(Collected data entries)
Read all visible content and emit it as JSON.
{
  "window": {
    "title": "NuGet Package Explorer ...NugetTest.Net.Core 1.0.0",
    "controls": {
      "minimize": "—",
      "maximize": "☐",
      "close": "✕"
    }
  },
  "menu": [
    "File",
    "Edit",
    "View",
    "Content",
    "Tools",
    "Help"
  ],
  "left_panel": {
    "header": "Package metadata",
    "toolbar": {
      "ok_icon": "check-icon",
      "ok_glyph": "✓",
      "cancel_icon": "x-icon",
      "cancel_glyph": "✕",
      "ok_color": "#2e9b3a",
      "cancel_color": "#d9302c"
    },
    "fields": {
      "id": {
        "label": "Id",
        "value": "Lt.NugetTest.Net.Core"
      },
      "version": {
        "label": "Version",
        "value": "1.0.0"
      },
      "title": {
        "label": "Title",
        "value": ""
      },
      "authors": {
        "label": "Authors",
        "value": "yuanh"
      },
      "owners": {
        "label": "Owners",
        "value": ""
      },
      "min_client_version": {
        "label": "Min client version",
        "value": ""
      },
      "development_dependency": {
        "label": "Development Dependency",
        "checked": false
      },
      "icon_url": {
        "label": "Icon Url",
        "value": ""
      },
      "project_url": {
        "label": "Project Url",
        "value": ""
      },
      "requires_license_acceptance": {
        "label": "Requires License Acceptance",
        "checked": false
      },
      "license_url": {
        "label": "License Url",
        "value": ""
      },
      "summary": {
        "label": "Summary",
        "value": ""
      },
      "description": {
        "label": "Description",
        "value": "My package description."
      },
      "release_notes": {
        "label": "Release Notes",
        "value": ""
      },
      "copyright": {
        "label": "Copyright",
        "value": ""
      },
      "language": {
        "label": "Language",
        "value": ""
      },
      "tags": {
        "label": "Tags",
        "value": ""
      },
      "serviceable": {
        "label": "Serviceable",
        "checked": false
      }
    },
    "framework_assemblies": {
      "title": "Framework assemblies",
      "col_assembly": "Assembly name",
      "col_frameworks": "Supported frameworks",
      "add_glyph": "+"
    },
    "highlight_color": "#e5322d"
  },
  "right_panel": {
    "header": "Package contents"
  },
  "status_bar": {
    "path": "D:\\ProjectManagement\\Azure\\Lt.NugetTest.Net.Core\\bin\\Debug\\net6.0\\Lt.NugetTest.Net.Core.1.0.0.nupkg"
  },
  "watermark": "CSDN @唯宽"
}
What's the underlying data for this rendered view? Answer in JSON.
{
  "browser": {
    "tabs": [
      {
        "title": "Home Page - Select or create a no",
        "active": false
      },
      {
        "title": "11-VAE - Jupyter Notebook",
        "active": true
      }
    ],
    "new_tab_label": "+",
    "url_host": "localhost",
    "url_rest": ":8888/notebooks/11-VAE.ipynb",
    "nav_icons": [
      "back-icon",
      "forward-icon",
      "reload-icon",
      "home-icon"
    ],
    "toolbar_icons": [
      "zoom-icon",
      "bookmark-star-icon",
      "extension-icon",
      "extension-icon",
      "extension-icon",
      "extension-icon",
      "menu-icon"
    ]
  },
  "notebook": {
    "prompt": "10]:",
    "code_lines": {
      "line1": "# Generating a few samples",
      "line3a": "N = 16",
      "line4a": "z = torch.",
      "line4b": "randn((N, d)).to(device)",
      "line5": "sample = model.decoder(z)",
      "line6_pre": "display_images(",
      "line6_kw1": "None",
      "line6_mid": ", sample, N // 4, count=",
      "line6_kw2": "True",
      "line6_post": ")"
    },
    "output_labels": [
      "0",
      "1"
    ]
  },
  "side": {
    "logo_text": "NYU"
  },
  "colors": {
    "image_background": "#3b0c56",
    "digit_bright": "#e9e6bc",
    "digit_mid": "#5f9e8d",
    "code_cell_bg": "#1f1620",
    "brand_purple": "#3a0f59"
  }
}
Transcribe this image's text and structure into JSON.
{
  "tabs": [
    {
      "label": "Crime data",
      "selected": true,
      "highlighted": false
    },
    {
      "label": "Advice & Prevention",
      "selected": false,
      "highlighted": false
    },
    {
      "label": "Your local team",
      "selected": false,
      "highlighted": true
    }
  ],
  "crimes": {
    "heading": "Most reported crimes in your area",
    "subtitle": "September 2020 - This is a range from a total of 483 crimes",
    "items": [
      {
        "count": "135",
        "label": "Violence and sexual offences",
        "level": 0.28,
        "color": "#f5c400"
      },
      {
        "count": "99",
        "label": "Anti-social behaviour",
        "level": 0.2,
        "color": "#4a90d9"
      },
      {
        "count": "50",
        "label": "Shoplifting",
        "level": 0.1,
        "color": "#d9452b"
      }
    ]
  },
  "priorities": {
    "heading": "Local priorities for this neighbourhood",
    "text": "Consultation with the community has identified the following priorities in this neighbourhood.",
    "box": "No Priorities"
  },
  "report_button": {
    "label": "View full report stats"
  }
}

● **Prompt**: Set down every line of the listing above again, exactly as given.

● **Correct output**:
Read all visible content and emit it as JSON.
{
  "window": {
    "title": "NuGet Package Explorer ...NugetTest.Net.Core 1.0.0",
    "controls": {
      "minimize": "—",
      "maximize": "☐",
      "close": "✕"
    }
  },
  "menu": [
    "File",
    "Edit",
    "View",
    "Content",
    "Tools",
    "Help"
  ],
  "left_panel": {
    "header": "Package metadata",
    "toolbar": {
      "ok_icon": "check-icon",
      "ok_glyph": "✓",
      "cancel_icon": "x-icon",
      "cancel_glyph": "✕",
      "ok_color": "#2e9b3a",
      "cancel_color": "#d9302c"
    },
    "fields": {
      "id": {
        "label": "Id",
        "value": "Lt.NugetTest.Net.Core"
      },
      "version": {
        "label": "Version",
        "value": "1.0.0"
      },
      "title": {
        "label": "Title",
        "value": ""
      },
      "authors": {
        "label": "Authors",
        "value": "yuanh"
      },
      "owners": {
        "label": "Owners",
        "value": ""
      },
      "min_client_version": {
        "label": "Min client version",
        "value": ""
      },
      "development_dependency": {
        "label": "Development Dependency",
        "checked": false
      },
      "icon_url": {
        "label": "Icon Url",
        "value": ""
      },
      "project_url": {
        "label": "Project Url",
        "value": ""
      },
      "requires_license_acceptance": {
        "label": "Requires License Acceptance",
        "checked": false
      },
      "license_url": {
        "label": "License Url",
        "value": ""
      },
      "summary": {
        "label": "Summary",
        "value": ""
      },
      "description": {
        "label": "Description",
        "value": "My package description."
      },
      "release_notes": {
        "label": "Release Notes",
        "value": ""
      },
      "copyright": {
        "label": "Copyright",
        "value": ""
      },
      "language": {
        "label": "Language",
        "value": ""
      },
      "tags": {
        "label": "Tags",
        "value": ""
      },
      "serviceable": {
        "label": "Serviceable",
        "checked": false
      }
    },
    "framework_assemblies": {
      "title": "Framework assemblies",
      "col_assembly": "Assembly name",
      "col_frameworks": "Supported frameworks",
      "add_glyph": "+"
    },
    "highlight_color": "#e5322d"
  },
  "right_panel": {
    "header": "Package contents"
  },
  "status_bar": {
    "path": "D:\\ProjectManagement\\Azure\\Lt.NugetTest.Net.Core\\bin\\Debug\\net6.0\\Lt.NugetTest.Net.Core.1.0.0.nupkg"
  },
  "watermark": "CSDN @唯宽"
}
What's the underlying data for this rendered view? Answer in JSON.
{
  "browser": {
    "tabs": [
      {
        "title": "Home Page - Select or create a no",
        "active": false
      },
      {
        "title": "11-VAE - Jupyter Notebook",
        "active": true
      }
    ],
    "new_tab_label": "+",
    "url_host": "localhost",
    "url_rest": ":8888/notebooks/11-VAE.ipynb",
    "nav_icons": [
      "back-icon",
      "forward-icon",
      "reload-icon",
      "home-icon"
    ],
    "toolbar_icons": [
      "zoom-icon",
      "bookmark-star-icon",
      "extension-icon",
      "extension-icon",
      "extension-icon",
      "extension-icon",
      "menu-icon"
    ]
  },
  "notebook": {
    "prompt": "10]:",
    "code_lines": {
      "line1": "# Generating a few samples",
      "line3a": "N = 16",
      "line4a": "z = torch.",
      "line4b": "randn((N, d)).to(device)",
      "line5": "sample = model.decoder(z)",
      "line6_pre": "display_images(",
      "line6_kw1": "None",
      "line6_mid": ", sample, N // 4, count=",
      "line6_kw2": "True",
      "line6_post": ")"
    },
    "output_labels": [
      "0",
      "1"
    ]
  },
  "side": {
    "logo_text": "NYU"
  },
  "colors": {
    "image_background": "#3b0c56",
    "digit_bright": "#e9e6bc",
    "digit_mid": "#5f9e8d",
    "code_cell_bg": "#1f1620",
    "brand_purple": "#3a0f59"
  }
}
Transcribe this image's text and structure into JSON.
{
  "tabs": [
    {
      "label": "Crime data",
      "selected": true,
      "highlighted": false
    },
    {
      "label": "Advice & Prevention",
      "selected": false,
      "highlighted": false
    },
    {
      "label": "Your local team",
      "selected": false,
      "highlighted": true
    }
  ],
  "crimes": {
    "heading": "Most reported crimes in your area",
    "subtitle": "September 2020 - This is a range from a total of 483 crimes",
    "items": [
      {
        "count": "135",
        "label": "Violence and sexual offences",
        "level": 0.28,
        "color": "#f5c400"
      },
      {
        "count": "99",
        "label": "Anti-social behaviour",
        "level": 0.2,
        "color": "#4a90d9"
      },
      {
        "count": "50",
        "label": "Shoplifting",
        "level": 0.1,
        "color": "#d9452b"
      }
    ]
  },
  "priorities": {
    "heading": "Local priorities for this neighbourhood",
    "text": "Consultation with the community has identified the following priorities in this neighbourhood.",
    "box": "No Priorities"
  },
  "report_button": {
    "label": "View full report stats"
  }
}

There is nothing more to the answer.